Set task:
The records below must be output exactly, without pictures.

Supplied entries:
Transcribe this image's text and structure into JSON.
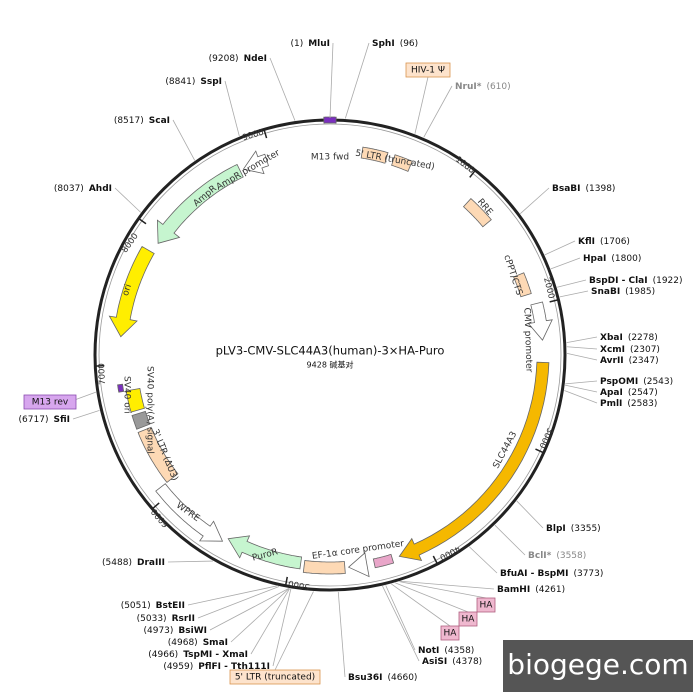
{
  "title": "pLV3-CMV-SLC44A3(human)-3×HA-Puro",
  "subtitle": "9428 碱基对",
  "sites": [
    {
      "name": "MluI",
      "position": "(1)"
    },
    {
      "name": "SphI",
      "position": "(96)"
    },
    {
      "name": "NdeI",
      "position": "(9208)"
    },
    {
      "name": "SspI",
      "position": "(8841)"
    },
    {
      "name": "NruI*",
      "position": "(610)"
    },
    {
      "name": "ScaI",
      "position": "(8517)"
    },
    {
      "name": "AhdI",
      "position": "(8037)"
    },
    {
      "name": "BsaBI",
      "position": "(1398)"
    },
    {
      "name": "KflI",
      "position": "(1706)"
    },
    {
      "name": "HpaI",
      "position": "(1800)"
    },
    {
      "name": "BspDI - ClaI",
      "position": "(1922)"
    },
    {
      "name": "SnaBI",
      "position": "(1985)"
    },
    {
      "name": "XbaI",
      "position": "(2278)"
    },
    {
      "name": "XcmI",
      "position": "(2307)"
    },
    {
      "name": "AvrII",
      "position": "(2347)"
    },
    {
      "name": "PspOMI",
      "position": "(2543)"
    },
    {
      "name": "ApaI",
      "position": "(2547)"
    },
    {
      "name": "PmlI",
      "position": "(2583)"
    },
    {
      "name": "SfiI",
      "position": "(6717)"
    },
    {
      "name": "BlpI",
      "position": "(3355)"
    },
    {
      "name": "BclI*",
      "position": "(3558)"
    },
    {
      "name": "BfuAI - BspMI",
      "position": "(3773)"
    },
    {
      "name": "DraIII",
      "position": "(5488)"
    },
    {
      "name": "BamHI",
      "position": "(4261)"
    },
    {
      "name": "BstEII",
      "position": "(5051)"
    },
    {
      "name": "RsrII",
      "position": "(5033)"
    },
    {
      "name": "BsiWI",
      "position": "(4973)"
    },
    {
      "name": "SmaI",
      "position": "(4968)"
    },
    {
      "name": "TspMI - XmaI",
      "position": "(4966)"
    },
    {
      "name": "PflFI - Tth111I",
      "position": "(4959)"
    },
    {
      "name": "NotI",
      "position": "(4358)"
    },
    {
      "name": "AsiSI",
      "position": "(4378)"
    },
    {
      "name": "Bsu36I",
      "position": "(4660)"
    }
  ],
  "outer_features": [
    "HIV-1 Ψ",
    "M13 rev",
    "5' LTR (truncated)",
    "HA",
    "HA",
    "HA"
  ],
  "features": [
    "M13 fwd",
    "5' LTR (truncated)",
    "RRE",
    "cPPT/CTS",
    "CMV promoter",
    "SLC44A3",
    "EF-1α core promoter",
    "PuroR",
    "WPRE",
    "3' LTR (ΔU3)",
    "SV40 poly(A) signal",
    "SV40 ori",
    "ori",
    "AmpR",
    "AmpR promoter"
  ],
  "ring_ticks": [
    "1000",
    "2000",
    "3000",
    "4000",
    "5000",
    "6000",
    "7000",
    "8000",
    "9000"
  ],
  "watermark": "biogege.com"
}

Result for this task:
Transcribe this image's text and structure into JSON.
{
  "title": "pLV3-CMV-SLC44A3(human)-3×HA-Puro",
  "subtitle": "9428 碱基对",
  "sites": [
    {
      "name": "MluI",
      "position": "(1)"
    },
    {
      "name": "SphI",
      "position": "(96)"
    },
    {
      "name": "NdeI",
      "position": "(9208)"
    },
    {
      "name": "SspI",
      "position": "(8841)"
    },
    {
      "name": "NruI*",
      "position": "(610)"
    },
    {
      "name": "ScaI",
      "position": "(8517)"
    },
    {
      "name": "AhdI",
      "position": "(8037)"
    },
    {
      "name": "BsaBI",
      "position": "(1398)"
    },
    {
      "name": "KflI",
      "position": "(1706)"
    },
    {
      "name": "HpaI",
      "position": "(1800)"
    },
    {
      "name": "BspDI - ClaI",
      "position": "(1922)"
    },
    {
      "name": "SnaBI",
      "position": "(1985)"
    },
    {
      "name": "XbaI",
      "position": "(2278)"
    },
    {
      "name": "XcmI",
      "position": "(2307)"
    },
    {
      "name": "AvrII",
      "position": "(2347)"
    },
    {
      "name": "PspOMI",
      "position": "(2543)"
    },
    {
      "name": "ApaI",
      "position": "(2547)"
    },
    {
      "name": "PmlI",
      "position": "(2583)"
    },
    {
      "name": "SfiI",
      "position": "(6717)"
    },
    {
      "name": "BlpI",
      "position": "(3355)"
    },
    {
      "name": "BclI*",
      "position": "(3558)"
    },
    {
      "name": "BfuAI - BspMI",
      "position": "(3773)"
    },
    {
      "name": "DraIII",
      "position": "(5488)"
    },
    {
      "name": "BamHI",
      "position": "(4261)"
    },
    {
      "name": "BstEII",
      "position": "(5051)"
    },
    {
      "name": "RsrII",
      "position": "(5033)"
    },
    {
      "name": "BsiWI",
      "position": "(4973)"
    },
    {
      "name": "SmaI",
      "position": "(4968)"
    },
    {
      "name": "TspMI - XmaI",
      "position": "(4966)"
    },
    {
      "name": "PflFI - Tth111I",
      "position": "(4959)"
    },
    {
      "name": "NotI",
      "position": "(4358)"
    },
    {
      "name": "AsiSI",
      "position": "(4378)"
    },
    {
      "name": "Bsu36I",
      "position": "(4660)"
    }
  ],
  "outer_features": [
    "HIV-1 Ψ",
    "M13 rev",
    "5' LTR (truncated)",
    "HA",
    "HA",
    "HA"
  ],
  "features": [
    "M13 fwd",
    "5' LTR (truncated)",
    "RRE",
    "cPPT/CTS",
    "CMV promoter",
    "SLC44A3",
    "EF-1α core promoter",
    "PuroR",
    "WPRE",
    "3' LTR (ΔU3)",
    "SV40 poly(A) signal",
    "SV40 ori",
    "ori",
    "AmpR",
    "AmpR promoter"
  ],
  "ring_ticks": [
    "1000",
    "2000",
    "3000",
    "4000",
    "5000",
    "6000",
    "7000",
    "8000",
    "9000"
  ],
  "watermark": "biogege.com"
}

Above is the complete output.